-- start LISTED RECORDS --

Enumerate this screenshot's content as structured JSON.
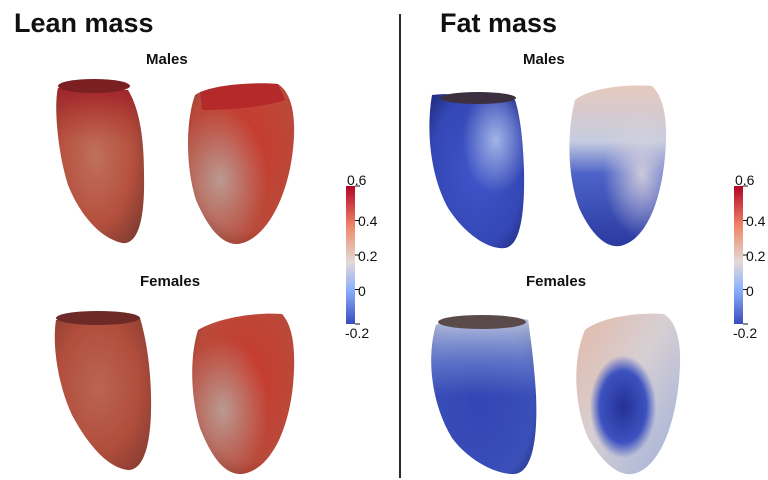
{
  "panels": [
    {
      "title": "Lean mass",
      "rows": [
        {
          "label": "Males"
        },
        {
          "label": "Females"
        }
      ],
      "colorbar": {
        "ticks": [
          "0.6",
          "0.4",
          "0.2",
          "0",
          "-0.2"
        ]
      }
    },
    {
      "title": "Fat mass",
      "rows": [
        {
          "label": "Males"
        },
        {
          "label": "Females"
        }
      ],
      "colorbar": {
        "ticks": [
          "0.6",
          "0.4",
          "0.2",
          "0",
          "-0.2"
        ]
      }
    }
  ],
  "colorscale": {
    "min": -0.2,
    "max": 0.6,
    "stops": [
      "#3a4cc0",
      "#8db0fe",
      "#dcdddd",
      "#f49a7b",
      "#b40426"
    ]
  }
}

-- end LISTED RECORDS --

GIVEN REQUEST
Reproduce every line exactly and omit all pictures.

OUTPUT FOR THIS EXERCISE
Enumerate this screenshot's content as structured JSON.
{
  "panels": [
    {
      "title": "Lean mass",
      "rows": [
        {
          "label": "Males"
        },
        {
          "label": "Females"
        }
      ],
      "colorbar": {
        "ticks": [
          "0.6",
          "0.4",
          "0.2",
          "0",
          "-0.2"
        ]
      }
    },
    {
      "title": "Fat mass",
      "rows": [
        {
          "label": "Males"
        },
        {
          "label": "Females"
        }
      ],
      "colorbar": {
        "ticks": [
          "0.6",
          "0.4",
          "0.2",
          "0",
          "-0.2"
        ]
      }
    }
  ],
  "colorscale": {
    "min": -0.2,
    "max": 0.6,
    "stops": [
      "#3a4cc0",
      "#8db0fe",
      "#dcdddd",
      "#f49a7b",
      "#b40426"
    ]
  }
}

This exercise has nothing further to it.